**Work to do**
Quote every line of the material beneath this one.
# # # #
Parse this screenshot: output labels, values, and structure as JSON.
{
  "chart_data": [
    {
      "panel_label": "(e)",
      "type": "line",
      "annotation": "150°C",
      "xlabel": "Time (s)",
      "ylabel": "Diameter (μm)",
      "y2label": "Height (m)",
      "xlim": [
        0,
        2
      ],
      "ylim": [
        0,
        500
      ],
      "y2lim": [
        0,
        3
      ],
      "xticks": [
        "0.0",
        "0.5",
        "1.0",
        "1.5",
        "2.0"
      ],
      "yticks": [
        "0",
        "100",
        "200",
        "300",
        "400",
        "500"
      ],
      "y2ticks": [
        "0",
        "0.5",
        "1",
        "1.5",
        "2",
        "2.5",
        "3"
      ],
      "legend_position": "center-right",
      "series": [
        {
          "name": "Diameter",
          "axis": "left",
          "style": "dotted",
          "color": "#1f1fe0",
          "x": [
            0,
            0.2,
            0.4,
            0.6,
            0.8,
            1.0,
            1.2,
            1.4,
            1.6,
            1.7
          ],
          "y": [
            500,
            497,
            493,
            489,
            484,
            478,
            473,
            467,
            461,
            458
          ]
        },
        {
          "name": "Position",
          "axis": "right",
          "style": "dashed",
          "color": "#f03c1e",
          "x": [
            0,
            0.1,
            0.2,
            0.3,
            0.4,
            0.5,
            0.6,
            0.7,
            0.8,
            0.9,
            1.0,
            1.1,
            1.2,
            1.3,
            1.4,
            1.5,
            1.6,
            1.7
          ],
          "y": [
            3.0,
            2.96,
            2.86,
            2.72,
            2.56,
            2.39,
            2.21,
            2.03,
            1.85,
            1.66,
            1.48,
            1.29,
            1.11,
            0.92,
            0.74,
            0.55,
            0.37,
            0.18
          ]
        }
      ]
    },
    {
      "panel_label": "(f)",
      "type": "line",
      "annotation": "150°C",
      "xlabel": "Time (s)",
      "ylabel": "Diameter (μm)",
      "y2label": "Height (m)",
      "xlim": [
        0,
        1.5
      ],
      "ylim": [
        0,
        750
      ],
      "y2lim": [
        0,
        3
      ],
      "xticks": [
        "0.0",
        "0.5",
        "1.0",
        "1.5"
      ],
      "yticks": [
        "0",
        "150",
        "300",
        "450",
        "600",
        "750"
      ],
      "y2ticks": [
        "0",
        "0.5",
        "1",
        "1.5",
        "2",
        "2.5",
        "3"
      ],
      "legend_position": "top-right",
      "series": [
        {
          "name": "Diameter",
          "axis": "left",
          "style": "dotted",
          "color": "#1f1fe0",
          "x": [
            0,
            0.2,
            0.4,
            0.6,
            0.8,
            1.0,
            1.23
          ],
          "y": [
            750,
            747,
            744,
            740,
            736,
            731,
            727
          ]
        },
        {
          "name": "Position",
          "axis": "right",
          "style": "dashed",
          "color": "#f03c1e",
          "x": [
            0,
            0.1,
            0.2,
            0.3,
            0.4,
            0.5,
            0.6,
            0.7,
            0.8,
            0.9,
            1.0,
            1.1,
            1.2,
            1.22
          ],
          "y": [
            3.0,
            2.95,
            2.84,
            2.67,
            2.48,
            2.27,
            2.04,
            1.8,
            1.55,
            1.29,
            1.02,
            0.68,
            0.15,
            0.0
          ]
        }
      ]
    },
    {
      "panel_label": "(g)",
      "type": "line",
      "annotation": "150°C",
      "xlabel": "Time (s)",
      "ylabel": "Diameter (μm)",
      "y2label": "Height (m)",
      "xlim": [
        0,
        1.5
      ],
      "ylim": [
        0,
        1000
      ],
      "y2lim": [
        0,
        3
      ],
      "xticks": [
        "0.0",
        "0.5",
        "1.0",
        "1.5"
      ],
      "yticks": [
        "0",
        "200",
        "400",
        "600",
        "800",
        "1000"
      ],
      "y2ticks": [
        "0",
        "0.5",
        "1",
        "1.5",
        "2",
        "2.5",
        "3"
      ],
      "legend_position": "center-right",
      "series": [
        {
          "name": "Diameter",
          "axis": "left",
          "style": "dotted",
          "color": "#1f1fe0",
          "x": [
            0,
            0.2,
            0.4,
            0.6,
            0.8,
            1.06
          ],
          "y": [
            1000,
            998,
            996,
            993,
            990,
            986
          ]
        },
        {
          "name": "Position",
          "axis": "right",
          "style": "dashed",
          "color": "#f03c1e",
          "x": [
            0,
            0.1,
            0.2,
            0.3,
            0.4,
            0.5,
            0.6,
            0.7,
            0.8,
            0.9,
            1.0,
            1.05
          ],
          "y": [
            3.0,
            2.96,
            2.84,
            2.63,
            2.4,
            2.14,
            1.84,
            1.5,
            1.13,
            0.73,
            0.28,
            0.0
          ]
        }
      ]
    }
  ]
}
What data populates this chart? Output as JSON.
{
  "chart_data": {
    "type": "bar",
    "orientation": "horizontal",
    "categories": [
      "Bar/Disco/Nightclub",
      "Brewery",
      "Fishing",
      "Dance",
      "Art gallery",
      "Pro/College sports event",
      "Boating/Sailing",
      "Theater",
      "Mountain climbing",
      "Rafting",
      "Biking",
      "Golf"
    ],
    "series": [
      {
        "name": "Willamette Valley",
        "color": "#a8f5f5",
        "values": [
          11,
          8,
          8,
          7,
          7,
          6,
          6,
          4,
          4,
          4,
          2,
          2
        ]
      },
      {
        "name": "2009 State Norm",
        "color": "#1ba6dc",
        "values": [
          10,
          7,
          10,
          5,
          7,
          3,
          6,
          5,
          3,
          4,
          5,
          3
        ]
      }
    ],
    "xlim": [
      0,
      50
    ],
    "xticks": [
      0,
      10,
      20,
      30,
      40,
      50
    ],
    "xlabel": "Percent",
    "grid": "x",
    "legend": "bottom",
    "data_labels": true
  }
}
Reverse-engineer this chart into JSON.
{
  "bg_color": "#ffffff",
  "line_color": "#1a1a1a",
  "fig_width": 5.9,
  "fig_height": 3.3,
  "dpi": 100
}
# # # #
**Final answer**
Parse this screenshot: output labels, values, and structure as JSON.
{
  "chart_data": [
    {
      "panel_label": "(e)",
      "type": "line",
      "annotation": "150°C",
      "xlabel": "Time (s)",
      "ylabel": "Diameter (μm)",
      "y2label": "Height (m)",
      "xlim": [
        0,
        2
      ],
      "ylim": [
        0,
        500
      ],
      "y2lim": [
        0,
        3
      ],
      "xticks": [
        "0.0",
        "0.5",
        "1.0",
        "1.5",
        "2.0"
      ],
      "yticks": [
        "0",
        "100",
        "200",
        "300",
        "400",
        "500"
      ],
      "y2ticks": [
        "0",
        "0.5",
        "1",
        "1.5",
        "2",
        "2.5",
        "3"
      ],
      "legend_position": "center-right",
      "series": [
        {
          "name": "Diameter",
          "axis": "left",
          "style": "dotted",
          "color": "#1f1fe0",
          "x": [
            0,
            0.2,
            0.4,
            0.6,
            0.8,
            1.0,
            1.2,
            1.4,
            1.6,
            1.7
          ],
          "y": [
            500,
            497,
            493,
            489,
            484,
            478,
            473,
            467,
            461,
            458
          ]
        },
        {
          "name": "Position",
          "axis": "right",
          "style": "dashed",
          "color": "#f03c1e",
          "x": [
            0,
            0.1,
            0.2,
            0.3,
            0.4,
            0.5,
            0.6,
            0.7,
            0.8,
            0.9,
            1.0,
            1.1,
            1.2,
            1.3,
            1.4,
            1.5,
            1.6,
            1.7
          ],
          "y": [
            3.0,
            2.96,
            2.86,
            2.72,
            2.56,
            2.39,
            2.21,
            2.03,
            1.85,
            1.66,
            1.48,
            1.29,
            1.11,
            0.92,
            0.74,
            0.55,
            0.37,
            0.18
          ]
        }
      ]
    },
    {
      "panel_label": "(f)",
      "type": "line",
      "annotation": "150°C",
      "xlabel": "Time (s)",
      "ylabel": "Diameter (μm)",
      "y2label": "Height (m)",
      "xlim": [
        0,
        1.5
      ],
      "ylim": [
        0,
        750
      ],
      "y2lim": [
        0,
        3
      ],
      "xticks": [
        "0.0",
        "0.5",
        "1.0",
        "1.5"
      ],
      "yticks": [
        "0",
        "150",
        "300",
        "450",
        "600",
        "750"
      ],
      "y2ticks": [
        "0",
        "0.5",
        "1",
        "1.5",
        "2",
        "2.5",
        "3"
      ],
      "legend_position": "top-right",
      "series": [
        {
          "name": "Diameter",
          "axis": "left",
          "style": "dotted",
          "color": "#1f1fe0",
          "x": [
            0,
            0.2,
            0.4,
            0.6,
            0.8,
            1.0,
            1.23
          ],
          "y": [
            750,
            747,
            744,
            740,
            736,
            731,
            727
          ]
        },
        {
          "name": "Position",
          "axis": "right",
          "style": "dashed",
          "color": "#f03c1e",
          "x": [
            0,
            0.1,
            0.2,
            0.3,
            0.4,
            0.5,
            0.6,
            0.7,
            0.8,
            0.9,
            1.0,
            1.1,
            1.2,
            1.22
          ],
          "y": [
            3.0,
            2.95,
            2.84,
            2.67,
            2.48,
            2.27,
            2.04,
            1.8,
            1.55,
            1.29,
            1.02,
            0.68,
            0.15,
            0.0
          ]
        }
      ]
    },
    {
      "panel_label": "(g)",
      "type": "line",
      "annotation": "150°C",
      "xlabel": "Time (s)",
      "ylabel": "Diameter (μm)",
      "y2label": "Height (m)",
      "xlim": [
        0,
        1.5
      ],
      "ylim": [
        0,
        1000
      ],
      "y2lim": [
        0,
        3
      ],
      "xticks": [
        "0.0",
        "0.5",
        "1.0",
        "1.5"
      ],
      "yticks": [
        "0",
        "200",
        "400",
        "600",
        "800",
        "1000"
      ],
      "y2ticks": [
        "0",
        "0.5",
        "1",
        "1.5",
        "2",
        "2.5",
        "3"
      ],
      "legend_position": "center-right",
      "series": [
        {
          "name": "Diameter",
          "axis": "left",
          "style": "dotted",
          "color": "#1f1fe0",
          "x": [
            0,
            0.2,
            0.4,
            0.6,
            0.8,
            1.06
          ],
          "y": [
            1000,
            998,
            996,
            993,
            990,
            986
          ]
        },
        {
          "name": "Position",
          "axis": "right",
          "style": "dashed",
          "color": "#f03c1e",
          "x": [
            0,
            0.1,
            0.2,
            0.3,
            0.4,
            0.5,
            0.6,
            0.7,
            0.8,
            0.9,
            1.0,
            1.05
          ],
          "y": [
            3.0,
            2.96,
            2.84,
            2.63,
            2.4,
            2.14,
            1.84,
            1.5,
            1.13,
            0.73,
            0.28,
            0.0
          ]
        }
      ]
    }
  ]
}
What data populates this chart? Output as JSON.
{
  "chart_data": {
    "type": "bar",
    "orientation": "horizontal",
    "categories": [
      "Bar/Disco/Nightclub",
      "Brewery",
      "Fishing",
      "Dance",
      "Art gallery",
      "Pro/College sports event",
      "Boating/Sailing",
      "Theater",
      "Mountain climbing",
      "Rafting",
      "Biking",
      "Golf"
    ],
    "series": [
      {
        "name": "Willamette Valley",
        "color": "#a8f5f5",
        "values": [
          11,
          8,
          8,
          7,
          7,
          6,
          6,
          4,
          4,
          4,
          2,
          2
        ]
      },
      {
        "name": "2009 State Norm",
        "color": "#1ba6dc",
        "values": [
          10,
          7,
          10,
          5,
          7,
          3,
          6,
          5,
          3,
          4,
          5,
          3
        ]
      }
    ],
    "xlim": [
      0,
      50
    ],
    "xticks": [
      0,
      10,
      20,
      30,
      40,
      50
    ],
    "xlabel": "Percent",
    "grid": "x",
    "legend": "bottom",
    "data_labels": true
  }
}
Reverse-engineer this chart into JSON.
{
  "bg_color": "#ffffff",
  "line_color": "#1a1a1a",
  "fig_width": 5.9,
  "fig_height": 3.3,
  "dpi": 100
}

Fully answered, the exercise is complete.